DO THIS:
Each entry below must be repeated word for word.

INPUT FOR THIS TASK:

┄┄┄┄┄┄┄┄┄┄

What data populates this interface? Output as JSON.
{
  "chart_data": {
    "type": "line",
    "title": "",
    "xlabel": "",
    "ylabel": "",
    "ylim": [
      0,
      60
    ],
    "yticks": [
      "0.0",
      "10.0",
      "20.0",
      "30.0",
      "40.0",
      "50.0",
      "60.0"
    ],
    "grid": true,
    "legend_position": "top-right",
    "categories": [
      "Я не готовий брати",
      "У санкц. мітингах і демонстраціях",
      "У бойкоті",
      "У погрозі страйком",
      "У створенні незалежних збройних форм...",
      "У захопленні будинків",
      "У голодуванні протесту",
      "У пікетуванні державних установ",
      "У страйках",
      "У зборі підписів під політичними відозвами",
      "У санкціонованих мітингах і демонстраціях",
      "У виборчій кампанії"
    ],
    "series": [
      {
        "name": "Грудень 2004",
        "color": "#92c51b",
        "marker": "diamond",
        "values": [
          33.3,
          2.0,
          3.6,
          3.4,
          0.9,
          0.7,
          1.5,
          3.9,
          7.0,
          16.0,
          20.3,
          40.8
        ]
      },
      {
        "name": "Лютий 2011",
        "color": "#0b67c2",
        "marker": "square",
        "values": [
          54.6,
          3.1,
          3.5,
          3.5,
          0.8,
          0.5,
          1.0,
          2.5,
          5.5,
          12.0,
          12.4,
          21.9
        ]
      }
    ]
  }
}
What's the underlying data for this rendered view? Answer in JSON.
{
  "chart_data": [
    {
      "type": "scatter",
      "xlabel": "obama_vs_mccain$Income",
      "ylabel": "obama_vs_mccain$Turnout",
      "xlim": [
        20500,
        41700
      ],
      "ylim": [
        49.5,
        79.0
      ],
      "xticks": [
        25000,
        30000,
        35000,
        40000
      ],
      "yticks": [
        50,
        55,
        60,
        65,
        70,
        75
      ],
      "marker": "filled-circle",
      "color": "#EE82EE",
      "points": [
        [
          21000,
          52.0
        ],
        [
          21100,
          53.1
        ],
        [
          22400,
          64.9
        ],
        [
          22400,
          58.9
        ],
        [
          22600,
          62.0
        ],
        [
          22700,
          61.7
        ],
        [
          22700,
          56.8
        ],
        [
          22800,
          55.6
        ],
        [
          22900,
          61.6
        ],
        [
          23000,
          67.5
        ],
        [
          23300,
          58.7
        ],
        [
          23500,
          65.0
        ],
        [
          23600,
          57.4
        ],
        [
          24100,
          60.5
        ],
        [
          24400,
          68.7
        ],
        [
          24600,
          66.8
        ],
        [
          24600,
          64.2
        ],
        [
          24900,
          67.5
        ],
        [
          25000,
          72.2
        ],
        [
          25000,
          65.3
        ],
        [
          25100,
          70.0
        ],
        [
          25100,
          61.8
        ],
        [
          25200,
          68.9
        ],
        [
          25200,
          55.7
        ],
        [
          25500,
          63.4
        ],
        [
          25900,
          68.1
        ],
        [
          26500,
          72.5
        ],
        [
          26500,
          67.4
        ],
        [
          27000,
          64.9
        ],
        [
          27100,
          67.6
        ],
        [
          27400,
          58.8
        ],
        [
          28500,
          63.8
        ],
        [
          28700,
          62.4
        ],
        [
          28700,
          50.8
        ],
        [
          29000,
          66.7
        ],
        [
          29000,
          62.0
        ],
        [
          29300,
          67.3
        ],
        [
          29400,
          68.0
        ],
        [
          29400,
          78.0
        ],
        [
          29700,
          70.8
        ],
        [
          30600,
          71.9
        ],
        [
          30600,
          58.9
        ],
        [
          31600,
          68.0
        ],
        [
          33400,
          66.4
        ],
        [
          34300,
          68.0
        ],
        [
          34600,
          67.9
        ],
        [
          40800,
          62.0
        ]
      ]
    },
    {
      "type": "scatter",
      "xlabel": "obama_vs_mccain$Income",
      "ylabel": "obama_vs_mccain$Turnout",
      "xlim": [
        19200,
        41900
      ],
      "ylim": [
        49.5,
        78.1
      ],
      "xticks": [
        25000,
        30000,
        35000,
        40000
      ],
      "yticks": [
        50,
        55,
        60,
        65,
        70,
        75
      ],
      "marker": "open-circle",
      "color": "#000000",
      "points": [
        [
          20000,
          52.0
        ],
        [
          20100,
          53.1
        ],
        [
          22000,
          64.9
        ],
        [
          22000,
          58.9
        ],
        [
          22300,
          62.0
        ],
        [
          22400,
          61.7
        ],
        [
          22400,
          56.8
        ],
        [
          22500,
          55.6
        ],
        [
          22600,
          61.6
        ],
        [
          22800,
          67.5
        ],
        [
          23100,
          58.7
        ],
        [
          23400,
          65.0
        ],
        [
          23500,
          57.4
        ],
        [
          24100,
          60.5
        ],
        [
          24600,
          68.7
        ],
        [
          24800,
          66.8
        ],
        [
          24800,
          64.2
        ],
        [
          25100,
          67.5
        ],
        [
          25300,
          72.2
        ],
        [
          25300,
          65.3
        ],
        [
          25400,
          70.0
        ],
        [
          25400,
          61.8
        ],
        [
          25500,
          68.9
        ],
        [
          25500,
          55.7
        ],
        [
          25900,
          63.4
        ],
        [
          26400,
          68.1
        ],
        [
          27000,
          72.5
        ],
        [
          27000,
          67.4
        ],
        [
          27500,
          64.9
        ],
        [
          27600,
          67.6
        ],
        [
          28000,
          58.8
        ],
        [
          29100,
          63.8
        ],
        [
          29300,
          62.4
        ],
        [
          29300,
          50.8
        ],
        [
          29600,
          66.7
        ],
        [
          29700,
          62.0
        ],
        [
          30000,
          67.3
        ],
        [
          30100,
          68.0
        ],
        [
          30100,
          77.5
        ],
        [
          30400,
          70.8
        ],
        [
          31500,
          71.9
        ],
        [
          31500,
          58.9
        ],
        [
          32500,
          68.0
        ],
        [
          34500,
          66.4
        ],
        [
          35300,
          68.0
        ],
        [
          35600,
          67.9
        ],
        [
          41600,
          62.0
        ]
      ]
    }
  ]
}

┄┄┄┄┄┄┄┄┄┄

PROBLEM SOLUTION:
What data populates this interface? Output as JSON.
{
  "chart_data": {
    "type": "line",
    "title": "",
    "xlabel": "",
    "ylabel": "",
    "ylim": [
      0,
      60
    ],
    "yticks": [
      "0.0",
      "10.0",
      "20.0",
      "30.0",
      "40.0",
      "50.0",
      "60.0"
    ],
    "grid": true,
    "legend_position": "top-right",
    "categories": [
      "Я не готовий брати",
      "У санкц. мітингах і демонстраціях",
      "У бойкоті",
      "У погрозі страйком",
      "У створенні незалежних збройних форм...",
      "У захопленні будинків",
      "У голодуванні протесту",
      "У пікетуванні державних установ",
      "У страйках",
      "У зборі підписів під політичними відозвами",
      "У санкціонованих мітингах і демонстраціях",
      "У виборчій кампанії"
    ],
    "series": [
      {
        "name": "Грудень 2004",
        "color": "#92c51b",
        "marker": "diamond",
        "values": [
          33.3,
          2.0,
          3.6,
          3.4,
          0.9,
          0.7,
          1.5,
          3.9,
          7.0,
          16.0,
          20.3,
          40.8
        ]
      },
      {
        "name": "Лютий 2011",
        "color": "#0b67c2",
        "marker": "square",
        "values": [
          54.6,
          3.1,
          3.5,
          3.5,
          0.8,
          0.5,
          1.0,
          2.5,
          5.5,
          12.0,
          12.4,
          21.9
        ]
      }
    ]
  }
}
What's the underlying data for this rendered view? Answer in JSON.
{
  "chart_data": [
    {
      "type": "scatter",
      "xlabel": "obama_vs_mccain$Income",
      "ylabel": "obama_vs_mccain$Turnout",
      "xlim": [
        20500,
        41700
      ],
      "ylim": [
        49.5,
        79.0
      ],
      "xticks": [
        25000,
        30000,
        35000,
        40000
      ],
      "yticks": [
        50,
        55,
        60,
        65,
        70,
        75
      ],
      "marker": "filled-circle",
      "color": "#EE82EE",
      "points": [
        [
          21000,
          52.0
        ],
        [
          21100,
          53.1
        ],
        [
          22400,
          64.9
        ],
        [
          22400,
          58.9
        ],
        [
          22600,
          62.0
        ],
        [
          22700,
          61.7
        ],
        [
          22700,
          56.8
        ],
        [
          22800,
          55.6
        ],
        [
          22900,
          61.6
        ],
        [
          23000,
          67.5
        ],
        [
          23300,
          58.7
        ],
        [
          23500,
          65.0
        ],
        [
          23600,
          57.4
        ],
        [
          24100,
          60.5
        ],
        [
          24400,
          68.7
        ],
        [
          24600,
          66.8
        ],
        [
          24600,
          64.2
        ],
        [
          24900,
          67.5
        ],
        [
          25000,
          72.2
        ],
        [
          25000,
          65.3
        ],
        [
          25100,
          70.0
        ],
        [
          25100,
          61.8
        ],
        [
          25200,
          68.9
        ],
        [
          25200,
          55.7
        ],
        [
          25500,
          63.4
        ],
        [
          25900,
          68.1
        ],
        [
          26500,
          72.5
        ],
        [
          26500,
          67.4
        ],
        [
          27000,
          64.9
        ],
        [
          27100,
          67.6
        ],
        [
          27400,
          58.8
        ],
        [
          28500,
          63.8
        ],
        [
          28700,
          62.4
        ],
        [
          28700,
          50.8
        ],
        [
          29000,
          66.7
        ],
        [
          29000,
          62.0
        ],
        [
          29300,
          67.3
        ],
        [
          29400,
          68.0
        ],
        [
          29400,
          78.0
        ],
        [
          29700,
          70.8
        ],
        [
          30600,
          71.9
        ],
        [
          30600,
          58.9
        ],
        [
          31600,
          68.0
        ],
        [
          33400,
          66.4
        ],
        [
          34300,
          68.0
        ],
        [
          34600,
          67.9
        ],
        [
          40800,
          62.0
        ]
      ]
    },
    {
      "type": "scatter",
      "xlabel": "obama_vs_mccain$Income",
      "ylabel": "obama_vs_mccain$Turnout",
      "xlim": [
        19200,
        41900
      ],
      "ylim": [
        49.5,
        78.1
      ],
      "xticks": [
        25000,
        30000,
        35000,
        40000
      ],
      "yticks": [
        50,
        55,
        60,
        65,
        70,
        75
      ],
      "marker": "open-circle",
      "color": "#000000",
      "points": [
        [
          20000,
          52.0
        ],
        [
          20100,
          53.1
        ],
        [
          22000,
          64.9
        ],
        [
          22000,
          58.9
        ],
        [
          22300,
          62.0
        ],
        [
          22400,
          61.7
        ],
        [
          22400,
          56.8
        ],
        [
          22500,
          55.6
        ],
        [
          22600,
          61.6
        ],
        [
          22800,
          67.5
        ],
        [
          23100,
          58.7
        ],
        [
          23400,
          65.0
        ],
        [
          23500,
          57.4
        ],
        [
          24100,
          60.5
        ],
        [
          24600,
          68.7
        ],
        [
          24800,
          66.8
        ],
        [
          24800,
          64.2
        ],
        [
          25100,
          67.5
        ],
        [
          25300,
          72.2
        ],
        [
          25300,
          65.3
        ],
        [
          25400,
          70.0
        ],
        [
          25400,
          61.8
        ],
        [
          25500,
          68.9
        ],
        [
          25500,
          55.7
        ],
        [
          25900,
          63.4
        ],
        [
          26400,
          68.1
        ],
        [
          27000,
          72.5
        ],
        [
          27000,
          67.4
        ],
        [
          27500,
          64.9
        ],
        [
          27600,
          67.6
        ],
        [
          28000,
          58.8
        ],
        [
          29100,
          63.8
        ],
        [
          29300,
          62.4
        ],
        [
          29300,
          50.8
        ],
        [
          29600,
          66.7
        ],
        [
          29700,
          62.0
        ],
        [
          30000,
          67.3
        ],
        [
          30100,
          68.0
        ],
        [
          30100,
          77.5
        ],
        [
          30400,
          70.8
        ],
        [
          31500,
          71.9
        ],
        [
          31500,
          58.9
        ],
        [
          32500,
          68.0
        ],
        [
          34500,
          66.4
        ],
        [
          35300,
          68.0
        ],
        [
          35600,
          67.9
        ],
        [
          41600,
          62.0
        ]
      ]
    }
  ]
}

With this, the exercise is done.